ENTRIES SHOWN →

----------

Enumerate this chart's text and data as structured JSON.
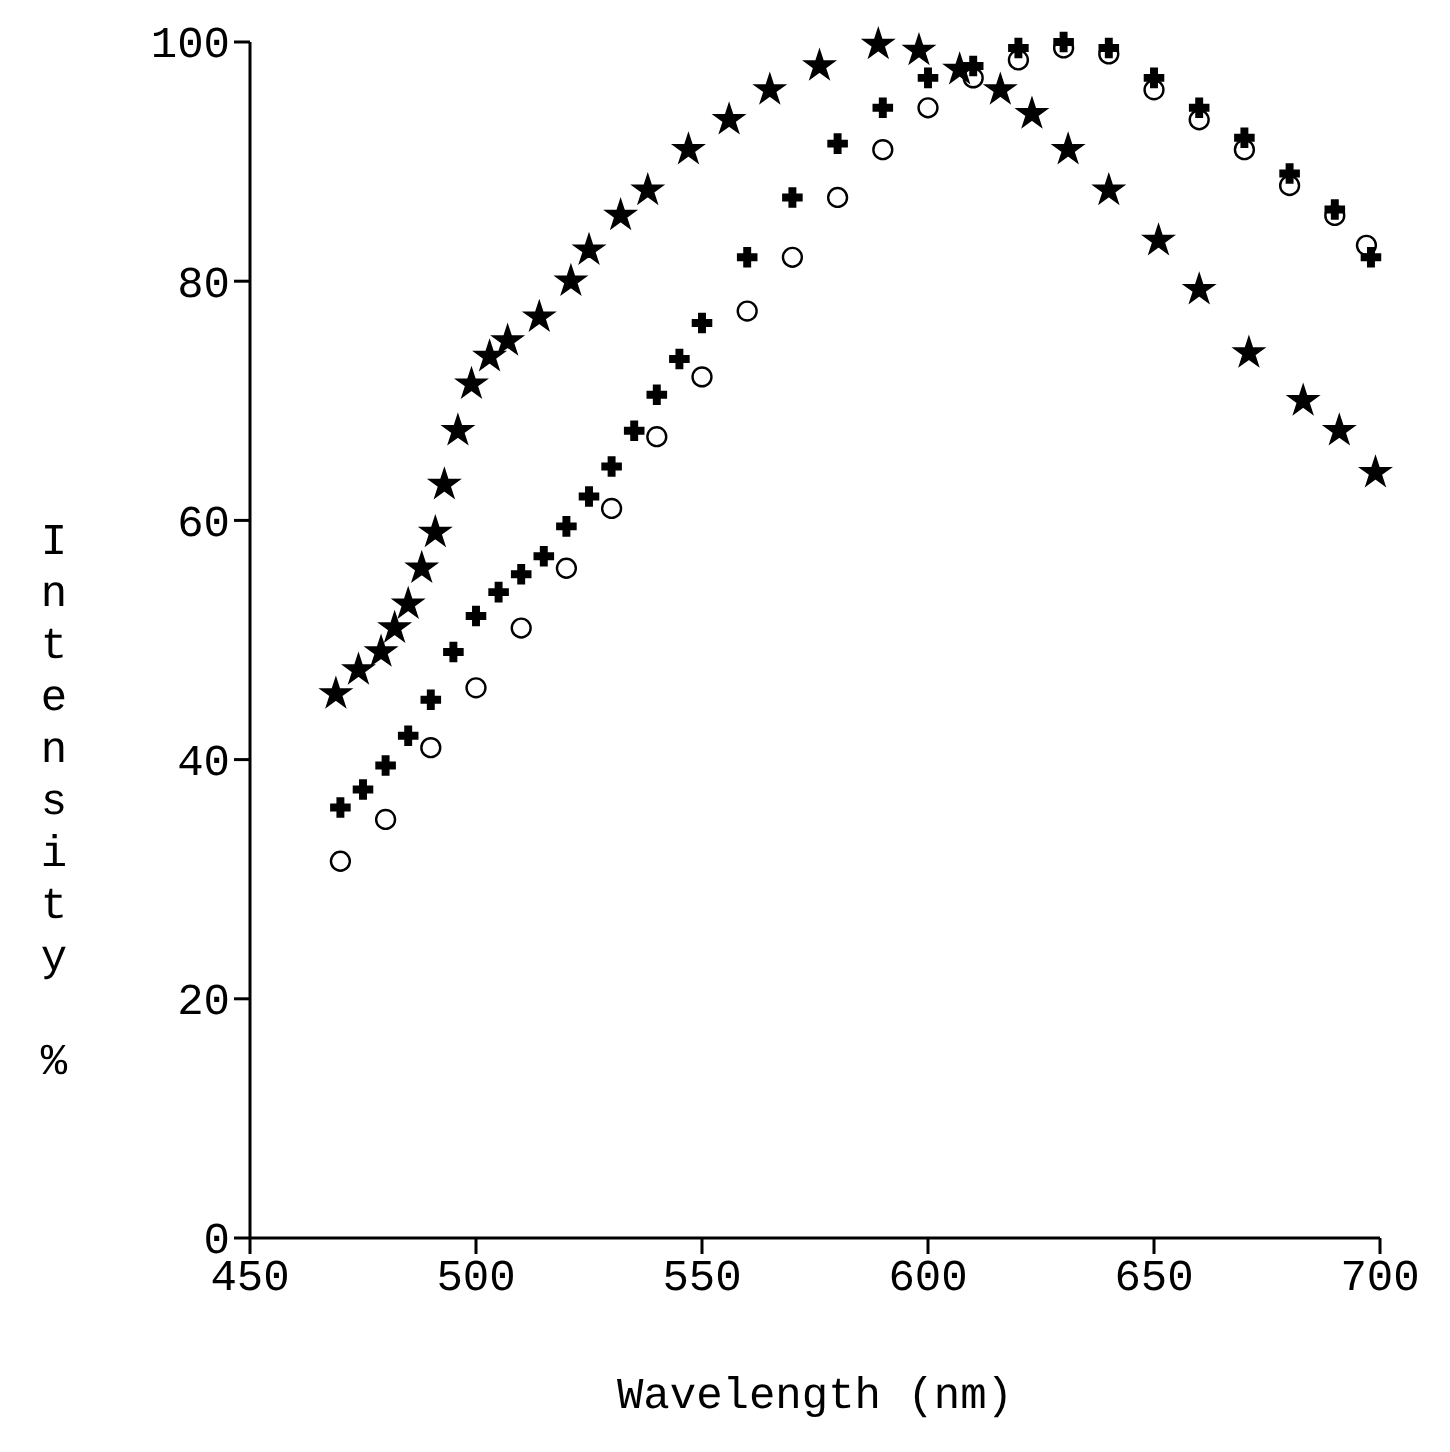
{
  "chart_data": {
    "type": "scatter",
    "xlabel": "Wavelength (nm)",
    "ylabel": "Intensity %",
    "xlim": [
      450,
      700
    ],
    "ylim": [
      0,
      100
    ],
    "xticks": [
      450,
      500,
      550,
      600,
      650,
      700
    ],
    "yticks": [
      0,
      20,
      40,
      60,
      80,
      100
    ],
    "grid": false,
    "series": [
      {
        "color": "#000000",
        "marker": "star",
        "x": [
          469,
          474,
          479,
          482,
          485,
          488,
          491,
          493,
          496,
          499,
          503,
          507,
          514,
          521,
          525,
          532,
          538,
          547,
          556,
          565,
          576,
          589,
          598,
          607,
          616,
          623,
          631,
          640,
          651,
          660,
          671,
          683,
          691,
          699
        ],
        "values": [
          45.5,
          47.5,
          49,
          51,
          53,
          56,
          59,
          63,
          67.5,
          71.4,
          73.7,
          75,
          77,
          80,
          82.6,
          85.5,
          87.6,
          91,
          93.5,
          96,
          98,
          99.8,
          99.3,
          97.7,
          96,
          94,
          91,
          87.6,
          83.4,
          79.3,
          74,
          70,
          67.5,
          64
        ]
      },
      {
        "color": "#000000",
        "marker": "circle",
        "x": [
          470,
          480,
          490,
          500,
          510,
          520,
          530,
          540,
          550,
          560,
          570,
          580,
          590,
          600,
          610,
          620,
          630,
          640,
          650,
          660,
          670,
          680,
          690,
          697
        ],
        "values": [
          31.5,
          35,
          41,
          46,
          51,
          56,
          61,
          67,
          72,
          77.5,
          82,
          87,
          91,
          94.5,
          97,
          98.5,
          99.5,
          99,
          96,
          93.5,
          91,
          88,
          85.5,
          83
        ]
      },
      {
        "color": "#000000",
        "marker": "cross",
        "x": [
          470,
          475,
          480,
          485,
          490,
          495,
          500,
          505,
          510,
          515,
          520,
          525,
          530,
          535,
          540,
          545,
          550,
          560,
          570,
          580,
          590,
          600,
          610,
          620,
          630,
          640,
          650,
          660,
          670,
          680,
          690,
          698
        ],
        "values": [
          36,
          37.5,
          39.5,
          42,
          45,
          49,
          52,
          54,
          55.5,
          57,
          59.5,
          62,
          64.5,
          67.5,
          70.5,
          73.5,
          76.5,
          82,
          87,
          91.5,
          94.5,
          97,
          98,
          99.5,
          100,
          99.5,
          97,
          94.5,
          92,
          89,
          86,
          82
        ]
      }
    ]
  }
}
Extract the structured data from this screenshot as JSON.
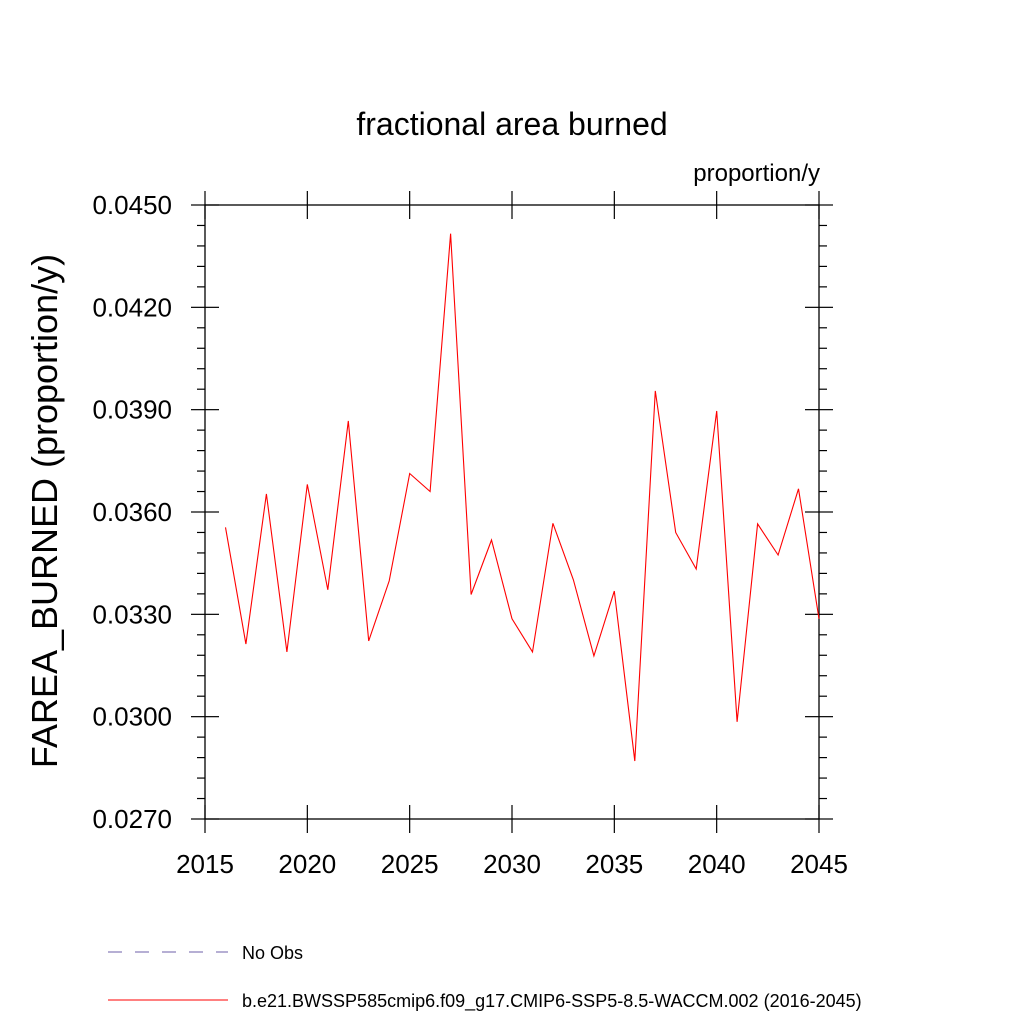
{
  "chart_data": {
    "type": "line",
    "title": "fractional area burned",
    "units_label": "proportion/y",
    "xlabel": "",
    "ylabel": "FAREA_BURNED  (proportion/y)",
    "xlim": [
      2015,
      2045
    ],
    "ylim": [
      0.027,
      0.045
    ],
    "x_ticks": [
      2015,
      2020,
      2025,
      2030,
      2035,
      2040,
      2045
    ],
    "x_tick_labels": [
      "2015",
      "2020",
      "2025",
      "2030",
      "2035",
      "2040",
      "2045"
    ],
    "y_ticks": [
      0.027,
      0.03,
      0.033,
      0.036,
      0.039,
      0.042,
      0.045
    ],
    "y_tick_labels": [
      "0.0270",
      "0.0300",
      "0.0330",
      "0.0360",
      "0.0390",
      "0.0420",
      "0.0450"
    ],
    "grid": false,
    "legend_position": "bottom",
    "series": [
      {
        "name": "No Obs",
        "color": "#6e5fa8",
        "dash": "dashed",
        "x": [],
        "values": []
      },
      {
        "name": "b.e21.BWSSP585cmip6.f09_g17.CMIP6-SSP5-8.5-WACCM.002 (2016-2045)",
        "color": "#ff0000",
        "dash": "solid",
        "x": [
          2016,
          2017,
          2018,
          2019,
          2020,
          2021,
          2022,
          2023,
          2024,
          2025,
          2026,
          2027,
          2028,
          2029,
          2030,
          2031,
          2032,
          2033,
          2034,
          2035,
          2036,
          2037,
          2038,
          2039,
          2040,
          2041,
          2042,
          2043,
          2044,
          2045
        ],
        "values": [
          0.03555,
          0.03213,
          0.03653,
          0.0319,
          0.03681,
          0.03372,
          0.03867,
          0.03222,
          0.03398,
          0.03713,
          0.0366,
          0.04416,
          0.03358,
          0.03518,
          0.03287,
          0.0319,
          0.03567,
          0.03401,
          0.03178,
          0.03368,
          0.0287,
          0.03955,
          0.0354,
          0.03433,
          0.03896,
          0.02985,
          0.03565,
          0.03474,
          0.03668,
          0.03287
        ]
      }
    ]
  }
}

----------

REQUIRED TASK →
Reproduce every entry exactly, but omit each picture.

RESPONSE TO THIS EXERCISE →
Enumerate this chart's text and data as structured JSON.
{
  "chart_data": {
    "type": "scatter",
    "xlabel": "Wavelength (nm)",
    "ylabel": "Intensity %",
    "xlim": [
      450,
      700
    ],
    "ylim": [
      0,
      100
    ],
    "xticks": [
      450,
      500,
      550,
      600,
      650,
      700
    ],
    "yticks": [
      0,
      20,
      40,
      60,
      80,
      100
    ],
    "grid": false,
    "series": [
      {
        "color": "#000000",
        "marker": "star",
        "x": [
          469,
          474,
          479,
          482,
          485,
          488,
          491,
          493,
          496,
          499,
          503,
          507,
          514,
          521,
          525,
          532,
          538,
          547,
          556,
          565,
          576,
          589,
          598,
          607,
          616,
          623,
          631,
          640,
          651,
          660,
          671,
          683,
          691,
          699
        ],
        "values": [
          45.5,
          47.5,
          49,
          51,
          53,
          56,
          59,
          63,
          67.5,
          71.4,
          73.7,
          75,
          77,
          80,
          82.6,
          85.5,
          87.6,
          91,
          93.5,
          96,
          98,
          99.8,
          99.3,
          97.7,
          96,
          94,
          91,
          87.6,
          83.4,
          79.3,
          74,
          70,
          67.5,
          64
        ]
      },
      {
        "color": "#000000",
        "marker": "circle",
        "x": [
          470,
          480,
          490,
          500,
          510,
          520,
          530,
          540,
          550,
          560,
          570,
          580,
          590,
          600,
          610,
          620,
          630,
          640,
          650,
          660,
          670,
          680,
          690,
          697
        ],
        "values": [
          31.5,
          35,
          41,
          46,
          51,
          56,
          61,
          67,
          72,
          77.5,
          82,
          87,
          91,
          94.5,
          97,
          98.5,
          99.5,
          99,
          96,
          93.5,
          91,
          88,
          85.5,
          83
        ]
      },
      {
        "color": "#000000",
        "marker": "cross",
        "x": [
          470,
          475,
          480,
          485,
          490,
          495,
          500,
          505,
          510,
          515,
          520,
          525,
          530,
          535,
          540,
          545,
          550,
          560,
          570,
          580,
          590,
          600,
          610,
          620,
          630,
          640,
          650,
          660,
          670,
          680,
          690,
          698
        ],
        "values": [
          36,
          37.5,
          39.5,
          42,
          45,
          49,
          52,
          54,
          55.5,
          57,
          59.5,
          62,
          64.5,
          67.5,
          70.5,
          73.5,
          76.5,
          82,
          87,
          91.5,
          94.5,
          97,
          98,
          99.5,
          100,
          99.5,
          97,
          94.5,
          92,
          89,
          86,
          82
        ]
      }
    ]
  }
}
Extract the structured data from this screenshot as JSON.
{
  "chart_data": {
    "type": "line",
    "title": "fractional area burned",
    "units_label": "proportion/y",
    "xlabel": "",
    "ylabel": "FAREA_BURNED  (proportion/y)",
    "xlim": [
      2015,
      2045
    ],
    "ylim": [
      0.027,
      0.045
    ],
    "x_ticks": [
      2015,
      2020,
      2025,
      2030,
      2035,
      2040,
      2045
    ],
    "x_tick_labels": [
      "2015",
      "2020",
      "2025",
      "2030",
      "2035",
      "2040",
      "2045"
    ],
    "y_ticks": [
      0.027,
      0.03,
      0.033,
      0.036,
      0.039,
      0.042,
      0.045
    ],
    "y_tick_labels": [
      "0.0270",
      "0.0300",
      "0.0330",
      "0.0360",
      "0.0390",
      "0.0420",
      "0.0450"
    ],
    "grid": false,
    "legend_position": "bottom",
    "series": [
      {
        "name": "No Obs",
        "color": "#6e5fa8",
        "dash": "dashed",
        "x": [],
        "values": []
      },
      {
        "name": "b.e21.BWSSP585cmip6.f09_g17.CMIP6-SSP5-8.5-WACCM.002 (2016-2045)",
        "color": "#ff0000",
        "dash": "solid",
        "x": [
          2016,
          2017,
          2018,
          2019,
          2020,
          2021,
          2022,
          2023,
          2024,
          2025,
          2026,
          2027,
          2028,
          2029,
          2030,
          2031,
          2032,
          2033,
          2034,
          2035,
          2036,
          2037,
          2038,
          2039,
          2040,
          2041,
          2042,
          2043,
          2044,
          2045
        ],
        "values": [
          0.03555,
          0.03213,
          0.03653,
          0.0319,
          0.03681,
          0.03372,
          0.03867,
          0.03222,
          0.03398,
          0.03713,
          0.0366,
          0.04416,
          0.03358,
          0.03518,
          0.03287,
          0.0319,
          0.03567,
          0.03401,
          0.03178,
          0.03368,
          0.0287,
          0.03955,
          0.0354,
          0.03433,
          0.03896,
          0.02985,
          0.03565,
          0.03474,
          0.03668,
          0.03287
        ]
      }
    ]
  }
}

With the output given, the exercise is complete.